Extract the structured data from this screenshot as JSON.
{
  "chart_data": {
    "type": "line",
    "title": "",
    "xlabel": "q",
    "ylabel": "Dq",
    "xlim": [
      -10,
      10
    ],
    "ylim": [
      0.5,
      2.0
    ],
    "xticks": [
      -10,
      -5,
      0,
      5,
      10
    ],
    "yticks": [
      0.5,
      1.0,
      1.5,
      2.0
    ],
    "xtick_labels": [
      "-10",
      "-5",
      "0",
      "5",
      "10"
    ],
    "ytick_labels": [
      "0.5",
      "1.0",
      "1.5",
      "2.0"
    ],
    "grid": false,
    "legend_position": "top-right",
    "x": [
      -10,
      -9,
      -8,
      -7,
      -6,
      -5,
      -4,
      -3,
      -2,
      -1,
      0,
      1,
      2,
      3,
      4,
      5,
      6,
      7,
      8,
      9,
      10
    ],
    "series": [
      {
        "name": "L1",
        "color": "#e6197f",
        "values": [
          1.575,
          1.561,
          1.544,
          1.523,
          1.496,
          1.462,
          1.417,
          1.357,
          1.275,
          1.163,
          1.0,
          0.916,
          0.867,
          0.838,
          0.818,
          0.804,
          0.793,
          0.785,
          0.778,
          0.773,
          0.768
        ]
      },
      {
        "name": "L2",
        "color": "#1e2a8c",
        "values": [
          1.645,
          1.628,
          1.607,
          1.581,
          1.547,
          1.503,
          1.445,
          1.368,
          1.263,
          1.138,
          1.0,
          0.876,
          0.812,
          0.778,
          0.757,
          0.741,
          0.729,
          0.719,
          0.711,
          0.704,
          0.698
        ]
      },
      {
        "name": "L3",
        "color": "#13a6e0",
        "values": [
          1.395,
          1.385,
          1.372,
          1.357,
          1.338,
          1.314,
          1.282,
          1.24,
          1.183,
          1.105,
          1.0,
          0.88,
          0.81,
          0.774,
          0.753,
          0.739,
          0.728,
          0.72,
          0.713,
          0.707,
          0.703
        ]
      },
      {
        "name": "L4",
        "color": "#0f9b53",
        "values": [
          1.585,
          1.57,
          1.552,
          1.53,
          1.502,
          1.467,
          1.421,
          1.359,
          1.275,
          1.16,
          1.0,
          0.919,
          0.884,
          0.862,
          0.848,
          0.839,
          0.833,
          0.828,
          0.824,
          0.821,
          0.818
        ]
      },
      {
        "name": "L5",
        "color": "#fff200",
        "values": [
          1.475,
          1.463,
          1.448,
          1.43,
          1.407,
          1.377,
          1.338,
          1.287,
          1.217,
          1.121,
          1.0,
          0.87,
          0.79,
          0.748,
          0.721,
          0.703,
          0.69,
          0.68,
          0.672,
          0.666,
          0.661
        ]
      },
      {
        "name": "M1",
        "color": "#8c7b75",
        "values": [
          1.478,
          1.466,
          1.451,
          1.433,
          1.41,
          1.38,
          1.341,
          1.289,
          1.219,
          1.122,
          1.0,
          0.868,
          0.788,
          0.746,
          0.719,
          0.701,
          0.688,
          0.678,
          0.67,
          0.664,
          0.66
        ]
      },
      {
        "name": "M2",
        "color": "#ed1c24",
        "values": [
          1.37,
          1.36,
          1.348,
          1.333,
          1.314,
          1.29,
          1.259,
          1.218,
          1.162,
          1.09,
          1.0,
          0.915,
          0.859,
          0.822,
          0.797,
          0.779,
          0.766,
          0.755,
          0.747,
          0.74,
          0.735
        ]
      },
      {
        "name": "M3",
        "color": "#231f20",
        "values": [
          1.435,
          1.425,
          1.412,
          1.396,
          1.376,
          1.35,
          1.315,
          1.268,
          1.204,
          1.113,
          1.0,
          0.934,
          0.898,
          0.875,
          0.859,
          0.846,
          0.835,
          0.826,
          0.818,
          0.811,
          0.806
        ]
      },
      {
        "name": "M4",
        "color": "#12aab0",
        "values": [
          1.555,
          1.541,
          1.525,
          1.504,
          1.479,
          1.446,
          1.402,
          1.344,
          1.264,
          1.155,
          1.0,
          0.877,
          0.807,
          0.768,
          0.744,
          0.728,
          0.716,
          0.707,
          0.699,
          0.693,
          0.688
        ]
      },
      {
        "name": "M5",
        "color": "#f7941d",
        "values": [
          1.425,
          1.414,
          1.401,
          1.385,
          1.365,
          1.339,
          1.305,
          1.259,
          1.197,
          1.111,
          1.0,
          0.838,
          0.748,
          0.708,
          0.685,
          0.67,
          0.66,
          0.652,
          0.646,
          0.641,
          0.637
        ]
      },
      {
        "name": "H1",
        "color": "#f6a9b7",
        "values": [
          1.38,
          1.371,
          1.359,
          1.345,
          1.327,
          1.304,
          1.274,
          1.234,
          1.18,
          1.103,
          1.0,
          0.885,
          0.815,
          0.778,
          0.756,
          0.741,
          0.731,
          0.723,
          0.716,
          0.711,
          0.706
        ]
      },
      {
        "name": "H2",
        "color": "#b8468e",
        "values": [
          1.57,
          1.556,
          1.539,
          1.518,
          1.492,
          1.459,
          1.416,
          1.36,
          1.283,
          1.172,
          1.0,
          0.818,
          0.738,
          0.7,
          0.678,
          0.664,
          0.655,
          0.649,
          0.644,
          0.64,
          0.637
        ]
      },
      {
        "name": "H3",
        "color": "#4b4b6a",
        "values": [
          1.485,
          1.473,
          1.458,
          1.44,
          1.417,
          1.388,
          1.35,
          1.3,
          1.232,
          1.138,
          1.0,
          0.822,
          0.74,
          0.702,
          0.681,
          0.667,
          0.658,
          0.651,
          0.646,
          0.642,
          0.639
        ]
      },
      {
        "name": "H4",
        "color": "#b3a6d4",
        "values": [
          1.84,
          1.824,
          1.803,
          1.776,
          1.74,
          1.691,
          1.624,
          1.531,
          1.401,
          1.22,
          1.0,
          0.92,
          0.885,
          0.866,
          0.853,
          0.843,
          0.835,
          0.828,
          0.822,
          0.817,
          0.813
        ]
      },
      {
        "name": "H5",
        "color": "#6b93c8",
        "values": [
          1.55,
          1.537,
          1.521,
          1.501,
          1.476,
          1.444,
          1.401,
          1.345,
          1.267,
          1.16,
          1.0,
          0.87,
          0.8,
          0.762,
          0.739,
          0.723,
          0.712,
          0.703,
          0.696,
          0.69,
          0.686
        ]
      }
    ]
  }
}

_ _ _ _ _

Take the lines above and retype all of them exactly.

Extract the structured data from this screenshot as JSON.
{
  "chart_data": {
    "type": "line",
    "title": "",
    "xlabel": "q",
    "ylabel": "Dq",
    "xlim": [
      -10,
      10
    ],
    "ylim": [
      0.5,
      2.0
    ],
    "xticks": [
      -10,
      -5,
      0,
      5,
      10
    ],
    "yticks": [
      0.5,
      1.0,
      1.5,
      2.0
    ],
    "xtick_labels": [
      "-10",
      "-5",
      "0",
      "5",
      "10"
    ],
    "ytick_labels": [
      "0.5",
      "1.0",
      "1.5",
      "2.0"
    ],
    "grid": false,
    "legend_position": "top-right",
    "x": [
      -10,
      -9,
      -8,
      -7,
      -6,
      -5,
      -4,
      -3,
      -2,
      -1,
      0,
      1,
      2,
      3,
      4,
      5,
      6,
      7,
      8,
      9,
      10
    ],
    "series": [
      {
        "name": "L1",
        "color": "#e6197f",
        "values": [
          1.575,
          1.561,
          1.544,
          1.523,
          1.496,
          1.462,
          1.417,
          1.357,
          1.275,
          1.163,
          1.0,
          0.916,
          0.867,
          0.838,
          0.818,
          0.804,
          0.793,
          0.785,
          0.778,
          0.773,
          0.768
        ]
      },
      {
        "name": "L2",
        "color": "#1e2a8c",
        "values": [
          1.645,
          1.628,
          1.607,
          1.581,
          1.547,
          1.503,
          1.445,
          1.368,
          1.263,
          1.138,
          1.0,
          0.876,
          0.812,
          0.778,
          0.757,
          0.741,
          0.729,
          0.719,
          0.711,
          0.704,
          0.698
        ]
      },
      {
        "name": "L3",
        "color": "#13a6e0",
        "values": [
          1.395,
          1.385,
          1.372,
          1.357,
          1.338,
          1.314,
          1.282,
          1.24,
          1.183,
          1.105,
          1.0,
          0.88,
          0.81,
          0.774,
          0.753,
          0.739,
          0.728,
          0.72,
          0.713,
          0.707,
          0.703
        ]
      },
      {
        "name": "L4",
        "color": "#0f9b53",
        "values": [
          1.585,
          1.57,
          1.552,
          1.53,
          1.502,
          1.467,
          1.421,
          1.359,
          1.275,
          1.16,
          1.0,
          0.919,
          0.884,
          0.862,
          0.848,
          0.839,
          0.833,
          0.828,
          0.824,
          0.821,
          0.818
        ]
      },
      {
        "name": "L5",
        "color": "#fff200",
        "values": [
          1.475,
          1.463,
          1.448,
          1.43,
          1.407,
          1.377,
          1.338,
          1.287,
          1.217,
          1.121,
          1.0,
          0.87,
          0.79,
          0.748,
          0.721,
          0.703,
          0.69,
          0.68,
          0.672,
          0.666,
          0.661
        ]
      },
      {
        "name": "M1",
        "color": "#8c7b75",
        "values": [
          1.478,
          1.466,
          1.451,
          1.433,
          1.41,
          1.38,
          1.341,
          1.289,
          1.219,
          1.122,
          1.0,
          0.868,
          0.788,
          0.746,
          0.719,
          0.701,
          0.688,
          0.678,
          0.67,
          0.664,
          0.66
        ]
      },
      {
        "name": "M2",
        "color": "#ed1c24",
        "values": [
          1.37,
          1.36,
          1.348,
          1.333,
          1.314,
          1.29,
          1.259,
          1.218,
          1.162,
          1.09,
          1.0,
          0.915,
          0.859,
          0.822,
          0.797,
          0.779,
          0.766,
          0.755,
          0.747,
          0.74,
          0.735
        ]
      },
      {
        "name": "M3",
        "color": "#231f20",
        "values": [
          1.435,
          1.425,
          1.412,
          1.396,
          1.376,
          1.35,
          1.315,
          1.268,
          1.204,
          1.113,
          1.0,
          0.934,
          0.898,
          0.875,
          0.859,
          0.846,
          0.835,
          0.826,
          0.818,
          0.811,
          0.806
        ]
      },
      {
        "name": "M4",
        "color": "#12aab0",
        "values": [
          1.555,
          1.541,
          1.525,
          1.504,
          1.479,
          1.446,
          1.402,
          1.344,
          1.264,
          1.155,
          1.0,
          0.877,
          0.807,
          0.768,
          0.744,
          0.728,
          0.716,
          0.707,
          0.699,
          0.693,
          0.688
        ]
      },
      {
        "name": "M5",
        "color": "#f7941d",
        "values": [
          1.425,
          1.414,
          1.401,
          1.385,
          1.365,
          1.339,
          1.305,
          1.259,
          1.197,
          1.111,
          1.0,
          0.838,
          0.748,
          0.708,
          0.685,
          0.67,
          0.66,
          0.652,
          0.646,
          0.641,
          0.637
        ]
      },
      {
        "name": "H1",
        "color": "#f6a9b7",
        "values": [
          1.38,
          1.371,
          1.359,
          1.345,
          1.327,
          1.304,
          1.274,
          1.234,
          1.18,
          1.103,
          1.0,
          0.885,
          0.815,
          0.778,
          0.756,
          0.741,
          0.731,
          0.723,
          0.716,
          0.711,
          0.706
        ]
      },
      {
        "name": "H2",
        "color": "#b8468e",
        "values": [
          1.57,
          1.556,
          1.539,
          1.518,
          1.492,
          1.459,
          1.416,
          1.36,
          1.283,
          1.172,
          1.0,
          0.818,
          0.738,
          0.7,
          0.678,
          0.664,
          0.655,
          0.649,
          0.644,
          0.64,
          0.637
        ]
      },
      {
        "name": "H3",
        "color": "#4b4b6a",
        "values": [
          1.485,
          1.473,
          1.458,
          1.44,
          1.417,
          1.388,
          1.35,
          1.3,
          1.232,
          1.138,
          1.0,
          0.822,
          0.74,
          0.702,
          0.681,
          0.667,
          0.658,
          0.651,
          0.646,
          0.642,
          0.639
        ]
      },
      {
        "name": "H4",
        "color": "#b3a6d4",
        "values": [
          1.84,
          1.824,
          1.803,
          1.776,
          1.74,
          1.691,
          1.624,
          1.531,
          1.401,
          1.22,
          1.0,
          0.92,
          0.885,
          0.866,
          0.853,
          0.843,
          0.835,
          0.828,
          0.822,
          0.817,
          0.813
        ]
      },
      {
        "name": "H5",
        "color": "#6b93c8",
        "values": [
          1.55,
          1.537,
          1.521,
          1.501,
          1.476,
          1.444,
          1.401,
          1.345,
          1.267,
          1.16,
          1.0,
          0.87,
          0.8,
          0.762,
          0.739,
          0.723,
          0.712,
          0.703,
          0.696,
          0.69,
          0.686
        ]
      }
    ]
  }
}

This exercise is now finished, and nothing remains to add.